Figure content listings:
++++++++
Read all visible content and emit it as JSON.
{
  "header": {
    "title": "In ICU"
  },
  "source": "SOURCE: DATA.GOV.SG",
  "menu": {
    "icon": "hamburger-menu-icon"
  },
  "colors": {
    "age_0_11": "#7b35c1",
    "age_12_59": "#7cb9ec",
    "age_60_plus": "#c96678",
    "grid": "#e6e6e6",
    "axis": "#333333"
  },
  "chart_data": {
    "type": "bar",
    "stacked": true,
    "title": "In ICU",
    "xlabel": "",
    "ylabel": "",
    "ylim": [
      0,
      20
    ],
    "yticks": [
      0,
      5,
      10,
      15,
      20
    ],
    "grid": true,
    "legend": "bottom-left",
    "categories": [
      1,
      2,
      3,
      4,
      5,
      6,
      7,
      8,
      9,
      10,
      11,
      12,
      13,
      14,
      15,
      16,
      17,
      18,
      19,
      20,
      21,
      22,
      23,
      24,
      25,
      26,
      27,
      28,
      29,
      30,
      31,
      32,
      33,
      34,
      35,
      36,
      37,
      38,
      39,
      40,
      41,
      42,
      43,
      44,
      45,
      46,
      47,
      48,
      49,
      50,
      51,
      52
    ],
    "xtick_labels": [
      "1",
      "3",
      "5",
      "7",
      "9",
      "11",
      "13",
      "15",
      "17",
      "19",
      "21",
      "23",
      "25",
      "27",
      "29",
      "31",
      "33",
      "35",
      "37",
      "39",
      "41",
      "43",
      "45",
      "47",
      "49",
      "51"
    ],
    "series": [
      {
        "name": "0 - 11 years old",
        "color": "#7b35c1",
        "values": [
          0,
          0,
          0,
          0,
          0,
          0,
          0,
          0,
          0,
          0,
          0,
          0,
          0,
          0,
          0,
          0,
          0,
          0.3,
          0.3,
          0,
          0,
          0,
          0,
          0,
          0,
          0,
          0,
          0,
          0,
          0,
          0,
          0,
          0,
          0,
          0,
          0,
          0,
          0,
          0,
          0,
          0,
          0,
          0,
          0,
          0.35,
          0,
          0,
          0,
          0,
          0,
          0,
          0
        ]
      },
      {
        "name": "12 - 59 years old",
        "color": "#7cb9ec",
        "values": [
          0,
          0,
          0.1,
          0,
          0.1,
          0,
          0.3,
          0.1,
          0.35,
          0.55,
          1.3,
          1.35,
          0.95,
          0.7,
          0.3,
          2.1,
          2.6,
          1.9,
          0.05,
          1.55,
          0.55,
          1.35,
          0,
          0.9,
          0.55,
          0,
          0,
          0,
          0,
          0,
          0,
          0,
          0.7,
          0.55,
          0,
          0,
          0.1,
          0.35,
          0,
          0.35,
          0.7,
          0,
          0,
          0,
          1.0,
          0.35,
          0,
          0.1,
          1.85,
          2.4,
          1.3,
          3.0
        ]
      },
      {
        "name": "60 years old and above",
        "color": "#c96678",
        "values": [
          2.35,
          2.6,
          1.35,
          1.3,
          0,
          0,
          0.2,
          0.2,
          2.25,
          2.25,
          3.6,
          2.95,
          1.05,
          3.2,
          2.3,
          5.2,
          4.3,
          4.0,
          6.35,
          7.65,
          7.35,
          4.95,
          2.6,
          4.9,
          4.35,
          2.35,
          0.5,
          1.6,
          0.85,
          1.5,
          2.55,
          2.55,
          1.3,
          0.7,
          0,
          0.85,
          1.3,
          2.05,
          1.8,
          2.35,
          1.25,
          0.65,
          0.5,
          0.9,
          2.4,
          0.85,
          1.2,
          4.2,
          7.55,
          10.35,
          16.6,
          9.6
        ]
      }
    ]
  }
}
++++++++
● **TASK GOAL**: Each line of the material above needs to be quoted exactly, please.

● **SOLUTION FOR THIS TASK**:
Read all visible content and emit it as JSON.
{
  "header": {
    "title": "In ICU"
  },
  "source": "SOURCE: DATA.GOV.SG",
  "menu": {
    "icon": "hamburger-menu-icon"
  },
  "colors": {
    "age_0_11": "#7b35c1",
    "age_12_59": "#7cb9ec",
    "age_60_plus": "#c96678",
    "grid": "#e6e6e6",
    "axis": "#333333"
  },
  "chart_data": {
    "type": "bar",
    "stacked": true,
    "title": "In ICU",
    "xlabel": "",
    "ylabel": "",
    "ylim": [
      0,
      20
    ],
    "yticks": [
      0,
      5,
      10,
      15,
      20
    ],
    "grid": true,
    "legend": "bottom-left",
    "categories": [
      1,
      2,
      3,
      4,
      5,
      6,
      7,
      8,
      9,
      10,
      11,
      12,
      13,
      14,
      15,
      16,
      17,
      18,
      19,
      20,
      21,
      22,
      23,
      24,
      25,
      26,
      27,
      28,
      29,
      30,
      31,
      32,
      33,
      34,
      35,
      36,
      37,
      38,
      39,
      40,
      41,
      42,
      43,
      44,
      45,
      46,
      47,
      48,
      49,
      50,
      51,
      52
    ],
    "xtick_labels": [
      "1",
      "3",
      "5",
      "7",
      "9",
      "11",
      "13",
      "15",
      "17",
      "19",
      "21",
      "23",
      "25",
      "27",
      "29",
      "31",
      "33",
      "35",
      "37",
      "39",
      "41",
      "43",
      "45",
      "47",
      "49",
      "51"
    ],
    "series": [
      {
        "name": "0 - 11 years old",
        "color": "#7b35c1",
        "values": [
          0,
          0,
          0,
          0,
          0,
          0,
          0,
          0,
          0,
          0,
          0,
          0,
          0,
          0,
          0,
          0,
          0,
          0.3,
          0.3,
          0,
          0,
          0,
          0,
          0,
          0,
          0,
          0,
          0,
          0,
          0,
          0,
          0,
          0,
          0,
          0,
          0,
          0,
          0,
          0,
          0,
          0,
          0,
          0,
          0,
          0.35,
          0,
          0,
          0,
          0,
          0,
          0,
          0
        ]
      },
      {
        "name": "12 - 59 years old",
        "color": "#7cb9ec",
        "values": [
          0,
          0,
          0.1,
          0,
          0.1,
          0,
          0.3,
          0.1,
          0.35,
          0.55,
          1.3,
          1.35,
          0.95,
          0.7,
          0.3,
          2.1,
          2.6,
          1.9,
          0.05,
          1.55,
          0.55,
          1.35,
          0,
          0.9,
          0.55,
          0,
          0,
          0,
          0,
          0,
          0,
          0,
          0.7,
          0.55,
          0,
          0,
          0.1,
          0.35,
          0,
          0.35,
          0.7,
          0,
          0,
          0,
          1.0,
          0.35,
          0,
          0.1,
          1.85,
          2.4,
          1.3,
          3.0
        ]
      },
      {
        "name": "60 years old and above",
        "color": "#c96678",
        "values": [
          2.35,
          2.6,
          1.35,
          1.3,
          0,
          0,
          0.2,
          0.2,
          2.25,
          2.25,
          3.6,
          2.95,
          1.05,
          3.2,
          2.3,
          5.2,
          4.3,
          4.0,
          6.35,
          7.65,
          7.35,
          4.95,
          2.6,
          4.9,
          4.35,
          2.35,
          0.5,
          1.6,
          0.85,
          1.5,
          2.55,
          2.55,
          1.3,
          0.7,
          0,
          0.85,
          1.3,
          2.05,
          1.8,
          2.35,
          1.25,
          0.65,
          0.5,
          0.9,
          2.4,
          0.85,
          1.2,
          4.2,
          7.55,
          10.35,
          16.6,
          9.6
        ]
      }
    ]
  }
}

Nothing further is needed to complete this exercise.